Given problem → Could you copy every line from the material below in which "equipado" appears?

Dataset excerpts →
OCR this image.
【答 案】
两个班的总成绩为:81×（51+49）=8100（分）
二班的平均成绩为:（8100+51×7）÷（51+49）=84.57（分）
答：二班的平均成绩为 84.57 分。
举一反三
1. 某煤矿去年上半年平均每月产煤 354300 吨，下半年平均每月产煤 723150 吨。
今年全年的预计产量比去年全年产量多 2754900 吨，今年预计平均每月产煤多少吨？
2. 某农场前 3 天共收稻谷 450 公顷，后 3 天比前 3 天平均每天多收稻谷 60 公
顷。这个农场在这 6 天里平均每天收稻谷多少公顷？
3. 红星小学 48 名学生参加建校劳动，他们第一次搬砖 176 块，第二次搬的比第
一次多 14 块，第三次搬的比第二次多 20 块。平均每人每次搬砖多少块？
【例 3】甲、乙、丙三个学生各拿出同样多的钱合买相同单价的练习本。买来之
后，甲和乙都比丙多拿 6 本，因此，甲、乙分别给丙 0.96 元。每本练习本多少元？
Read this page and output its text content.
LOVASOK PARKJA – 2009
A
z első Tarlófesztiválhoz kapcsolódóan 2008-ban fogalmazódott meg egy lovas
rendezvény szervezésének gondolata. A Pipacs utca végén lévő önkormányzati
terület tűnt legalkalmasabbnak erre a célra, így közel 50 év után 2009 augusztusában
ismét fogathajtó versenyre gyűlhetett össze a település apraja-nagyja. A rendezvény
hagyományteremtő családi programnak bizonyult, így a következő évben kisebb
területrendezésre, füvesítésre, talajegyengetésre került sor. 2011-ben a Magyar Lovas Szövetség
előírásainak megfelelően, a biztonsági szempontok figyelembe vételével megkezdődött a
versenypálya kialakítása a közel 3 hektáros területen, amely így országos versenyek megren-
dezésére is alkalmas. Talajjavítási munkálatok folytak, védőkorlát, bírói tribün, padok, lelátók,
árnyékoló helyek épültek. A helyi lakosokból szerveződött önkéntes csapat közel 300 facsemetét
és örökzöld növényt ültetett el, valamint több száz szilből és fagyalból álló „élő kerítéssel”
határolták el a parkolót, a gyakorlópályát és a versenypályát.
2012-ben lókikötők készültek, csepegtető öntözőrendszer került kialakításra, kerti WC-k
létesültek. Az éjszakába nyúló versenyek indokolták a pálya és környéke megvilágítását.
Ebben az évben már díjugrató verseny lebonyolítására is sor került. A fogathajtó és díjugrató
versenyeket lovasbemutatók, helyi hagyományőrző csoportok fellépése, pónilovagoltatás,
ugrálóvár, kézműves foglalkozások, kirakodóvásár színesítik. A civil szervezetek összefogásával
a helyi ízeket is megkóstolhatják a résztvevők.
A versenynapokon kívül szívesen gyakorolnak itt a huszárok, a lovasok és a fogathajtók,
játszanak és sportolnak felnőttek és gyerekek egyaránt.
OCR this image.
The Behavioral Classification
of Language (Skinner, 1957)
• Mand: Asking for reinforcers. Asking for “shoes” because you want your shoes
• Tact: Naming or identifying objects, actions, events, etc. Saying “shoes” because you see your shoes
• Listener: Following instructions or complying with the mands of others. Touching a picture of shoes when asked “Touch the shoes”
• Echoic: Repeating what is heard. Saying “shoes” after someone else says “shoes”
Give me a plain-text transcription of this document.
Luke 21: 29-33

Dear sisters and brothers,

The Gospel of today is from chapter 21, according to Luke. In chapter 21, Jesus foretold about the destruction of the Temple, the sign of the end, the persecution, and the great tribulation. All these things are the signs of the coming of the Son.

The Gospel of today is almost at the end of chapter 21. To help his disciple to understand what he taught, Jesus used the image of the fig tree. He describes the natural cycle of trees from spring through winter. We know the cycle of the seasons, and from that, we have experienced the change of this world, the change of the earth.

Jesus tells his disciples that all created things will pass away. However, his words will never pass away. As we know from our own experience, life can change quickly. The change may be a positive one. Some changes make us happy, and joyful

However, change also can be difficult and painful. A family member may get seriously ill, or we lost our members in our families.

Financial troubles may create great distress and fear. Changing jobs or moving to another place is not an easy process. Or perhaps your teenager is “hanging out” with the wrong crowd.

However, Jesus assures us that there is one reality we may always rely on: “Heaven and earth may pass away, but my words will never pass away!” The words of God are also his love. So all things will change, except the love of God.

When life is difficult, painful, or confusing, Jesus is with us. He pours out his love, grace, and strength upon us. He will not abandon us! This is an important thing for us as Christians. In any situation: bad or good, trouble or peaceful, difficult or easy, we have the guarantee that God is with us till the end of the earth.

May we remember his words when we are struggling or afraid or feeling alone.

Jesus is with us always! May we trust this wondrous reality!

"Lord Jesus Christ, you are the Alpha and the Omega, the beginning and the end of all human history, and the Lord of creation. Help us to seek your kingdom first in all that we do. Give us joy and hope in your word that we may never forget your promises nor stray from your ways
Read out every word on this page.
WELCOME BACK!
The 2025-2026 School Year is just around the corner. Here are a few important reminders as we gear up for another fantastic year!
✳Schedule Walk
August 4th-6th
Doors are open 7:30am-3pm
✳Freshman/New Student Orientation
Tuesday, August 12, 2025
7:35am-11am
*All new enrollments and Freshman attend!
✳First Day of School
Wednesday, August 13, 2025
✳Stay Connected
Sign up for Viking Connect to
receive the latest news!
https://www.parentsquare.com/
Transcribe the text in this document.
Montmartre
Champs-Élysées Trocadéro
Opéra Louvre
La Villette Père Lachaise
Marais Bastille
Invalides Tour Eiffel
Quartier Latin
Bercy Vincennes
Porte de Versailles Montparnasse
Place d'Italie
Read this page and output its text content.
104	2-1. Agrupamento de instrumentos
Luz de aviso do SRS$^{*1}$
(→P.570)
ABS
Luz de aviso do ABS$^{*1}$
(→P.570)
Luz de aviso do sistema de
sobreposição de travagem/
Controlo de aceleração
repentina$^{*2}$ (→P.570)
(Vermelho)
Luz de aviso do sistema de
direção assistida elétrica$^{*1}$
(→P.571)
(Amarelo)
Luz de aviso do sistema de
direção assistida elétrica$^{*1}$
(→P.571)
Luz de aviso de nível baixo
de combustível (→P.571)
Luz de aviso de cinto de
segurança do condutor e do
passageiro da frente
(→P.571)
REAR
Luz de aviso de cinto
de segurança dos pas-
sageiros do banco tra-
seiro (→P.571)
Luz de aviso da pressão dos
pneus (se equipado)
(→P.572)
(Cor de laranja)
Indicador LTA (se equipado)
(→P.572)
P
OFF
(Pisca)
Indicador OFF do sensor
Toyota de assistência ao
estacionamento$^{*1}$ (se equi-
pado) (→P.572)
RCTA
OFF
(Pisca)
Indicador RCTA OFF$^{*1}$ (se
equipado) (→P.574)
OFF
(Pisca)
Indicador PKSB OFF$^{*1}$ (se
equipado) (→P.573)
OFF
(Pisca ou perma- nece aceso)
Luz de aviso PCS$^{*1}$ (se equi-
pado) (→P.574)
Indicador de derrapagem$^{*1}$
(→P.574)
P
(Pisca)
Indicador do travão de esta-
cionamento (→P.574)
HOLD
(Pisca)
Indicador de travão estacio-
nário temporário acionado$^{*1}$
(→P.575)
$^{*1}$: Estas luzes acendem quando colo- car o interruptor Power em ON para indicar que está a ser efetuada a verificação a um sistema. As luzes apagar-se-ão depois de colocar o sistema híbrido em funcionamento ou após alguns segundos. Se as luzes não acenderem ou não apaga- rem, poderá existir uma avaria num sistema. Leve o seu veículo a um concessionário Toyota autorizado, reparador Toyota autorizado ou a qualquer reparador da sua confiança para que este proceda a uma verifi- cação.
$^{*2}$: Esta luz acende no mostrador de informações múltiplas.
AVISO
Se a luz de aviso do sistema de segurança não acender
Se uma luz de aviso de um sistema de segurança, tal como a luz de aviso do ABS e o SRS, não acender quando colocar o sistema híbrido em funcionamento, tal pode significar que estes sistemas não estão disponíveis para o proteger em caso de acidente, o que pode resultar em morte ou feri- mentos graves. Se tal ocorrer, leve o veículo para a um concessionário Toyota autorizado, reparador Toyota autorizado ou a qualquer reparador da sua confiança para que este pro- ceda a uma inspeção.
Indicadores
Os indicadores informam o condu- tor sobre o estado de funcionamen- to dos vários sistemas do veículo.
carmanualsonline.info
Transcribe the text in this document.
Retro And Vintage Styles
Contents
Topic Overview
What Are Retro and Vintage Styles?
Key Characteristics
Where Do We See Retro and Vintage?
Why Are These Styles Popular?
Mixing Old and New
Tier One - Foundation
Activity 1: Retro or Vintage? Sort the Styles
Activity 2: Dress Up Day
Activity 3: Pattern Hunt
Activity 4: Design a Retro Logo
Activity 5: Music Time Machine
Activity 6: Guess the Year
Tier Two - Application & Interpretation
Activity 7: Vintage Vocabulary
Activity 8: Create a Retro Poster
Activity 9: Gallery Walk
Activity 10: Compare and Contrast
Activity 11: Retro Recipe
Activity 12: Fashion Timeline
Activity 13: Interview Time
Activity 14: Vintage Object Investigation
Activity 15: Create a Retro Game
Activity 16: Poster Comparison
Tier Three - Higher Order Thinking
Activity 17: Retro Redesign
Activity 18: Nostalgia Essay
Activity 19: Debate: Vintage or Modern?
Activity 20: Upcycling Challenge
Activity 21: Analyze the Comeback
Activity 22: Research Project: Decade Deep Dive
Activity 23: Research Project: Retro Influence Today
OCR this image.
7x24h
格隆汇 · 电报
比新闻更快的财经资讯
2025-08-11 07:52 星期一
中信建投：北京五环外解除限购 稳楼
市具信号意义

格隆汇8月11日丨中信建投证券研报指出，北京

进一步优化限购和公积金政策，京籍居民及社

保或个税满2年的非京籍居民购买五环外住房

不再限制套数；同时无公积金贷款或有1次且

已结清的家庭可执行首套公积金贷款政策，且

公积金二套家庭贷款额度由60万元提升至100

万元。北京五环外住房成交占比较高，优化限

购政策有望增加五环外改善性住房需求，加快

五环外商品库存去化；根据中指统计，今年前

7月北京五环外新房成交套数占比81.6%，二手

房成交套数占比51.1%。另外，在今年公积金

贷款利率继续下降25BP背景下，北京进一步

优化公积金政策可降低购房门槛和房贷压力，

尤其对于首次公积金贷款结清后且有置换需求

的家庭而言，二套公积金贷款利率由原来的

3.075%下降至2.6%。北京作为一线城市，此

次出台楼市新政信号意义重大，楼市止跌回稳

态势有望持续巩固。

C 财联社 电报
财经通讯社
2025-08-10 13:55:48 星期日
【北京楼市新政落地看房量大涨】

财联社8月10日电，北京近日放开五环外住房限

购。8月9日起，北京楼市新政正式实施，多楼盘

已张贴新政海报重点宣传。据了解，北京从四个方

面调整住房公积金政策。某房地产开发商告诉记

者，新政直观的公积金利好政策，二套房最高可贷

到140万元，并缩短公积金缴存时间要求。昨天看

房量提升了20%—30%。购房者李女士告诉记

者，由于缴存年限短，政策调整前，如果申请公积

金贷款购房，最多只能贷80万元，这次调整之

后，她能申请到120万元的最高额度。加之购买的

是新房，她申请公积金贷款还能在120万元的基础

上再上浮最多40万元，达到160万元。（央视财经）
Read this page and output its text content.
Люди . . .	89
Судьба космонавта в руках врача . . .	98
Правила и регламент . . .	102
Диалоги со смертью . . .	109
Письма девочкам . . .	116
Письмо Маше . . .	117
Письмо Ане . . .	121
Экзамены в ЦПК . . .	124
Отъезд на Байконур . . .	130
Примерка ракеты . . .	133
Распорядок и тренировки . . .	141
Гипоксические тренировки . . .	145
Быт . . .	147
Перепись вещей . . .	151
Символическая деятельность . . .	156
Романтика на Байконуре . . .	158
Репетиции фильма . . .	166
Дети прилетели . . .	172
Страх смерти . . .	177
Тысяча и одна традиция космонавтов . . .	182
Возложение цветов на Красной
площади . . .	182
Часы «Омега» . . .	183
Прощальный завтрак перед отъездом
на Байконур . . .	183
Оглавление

Worked solution →
pneus (se equipado)
Indicador LTA (se equipado)
equipado) (→P.574)
equipado) (→P.573)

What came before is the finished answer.